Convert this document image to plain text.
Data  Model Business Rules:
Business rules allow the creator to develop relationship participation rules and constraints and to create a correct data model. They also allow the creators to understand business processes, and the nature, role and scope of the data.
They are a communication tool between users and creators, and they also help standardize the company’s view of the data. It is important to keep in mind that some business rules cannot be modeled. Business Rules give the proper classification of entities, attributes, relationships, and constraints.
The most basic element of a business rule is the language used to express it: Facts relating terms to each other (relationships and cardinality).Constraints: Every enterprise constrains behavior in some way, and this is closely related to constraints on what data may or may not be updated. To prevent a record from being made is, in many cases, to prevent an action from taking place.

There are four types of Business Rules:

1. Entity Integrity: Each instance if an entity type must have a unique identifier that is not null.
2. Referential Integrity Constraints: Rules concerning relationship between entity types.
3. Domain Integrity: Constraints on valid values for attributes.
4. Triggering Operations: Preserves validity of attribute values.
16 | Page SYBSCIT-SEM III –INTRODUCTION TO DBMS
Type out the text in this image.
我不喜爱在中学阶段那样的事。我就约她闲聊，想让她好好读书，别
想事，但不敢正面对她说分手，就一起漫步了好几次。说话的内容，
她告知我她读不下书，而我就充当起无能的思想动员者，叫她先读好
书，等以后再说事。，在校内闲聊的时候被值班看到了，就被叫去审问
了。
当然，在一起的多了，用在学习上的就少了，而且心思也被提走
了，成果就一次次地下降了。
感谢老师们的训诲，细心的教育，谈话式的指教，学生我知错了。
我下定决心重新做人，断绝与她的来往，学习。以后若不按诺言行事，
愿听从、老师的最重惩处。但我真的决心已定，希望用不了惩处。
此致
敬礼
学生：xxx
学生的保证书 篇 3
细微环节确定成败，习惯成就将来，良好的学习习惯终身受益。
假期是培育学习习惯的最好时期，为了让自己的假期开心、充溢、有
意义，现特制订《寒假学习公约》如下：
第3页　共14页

__________________________________________________

### [What is required]
Your task is to write out the lines from the one with "Type out the text in this image." through the end of the records, exactly and with nothing added.

### [Response]
Type out the text in this image.
我不喜爱在中学阶段那样的事。我就约她闲聊，想让她好好读书，别
想事，但不敢正面对她说分手，就一起漫步了好几次。说话的内容，
她告知我她读不下书，而我就充当起无能的思想动员者，叫她先读好
书，等以后再说事。，在校内闲聊的时候被值班看到了，就被叫去审问
了。
当然，在一起的多了，用在学习上的就少了，而且心思也被提走
了，成果就一次次地下降了。
感谢老师们的训诲，细心的教育，谈话式的指教，学生我知错了。
我下定决心重新做人，断绝与她的来往，学习。以后若不按诺言行事，
愿听从、老师的最重惩处。但我真的决心已定，希望用不了惩处。
此致
敬礼
学生：xxx
学生的保证书 篇 3
细微环节确定成败，习惯成就将来，良好的学习习惯终身受益。
假期是培育学习习惯的最好时期，为了让自己的假期开心、充溢、有
意义，现特制订《寒假学习公约》如下：
第3页　共14页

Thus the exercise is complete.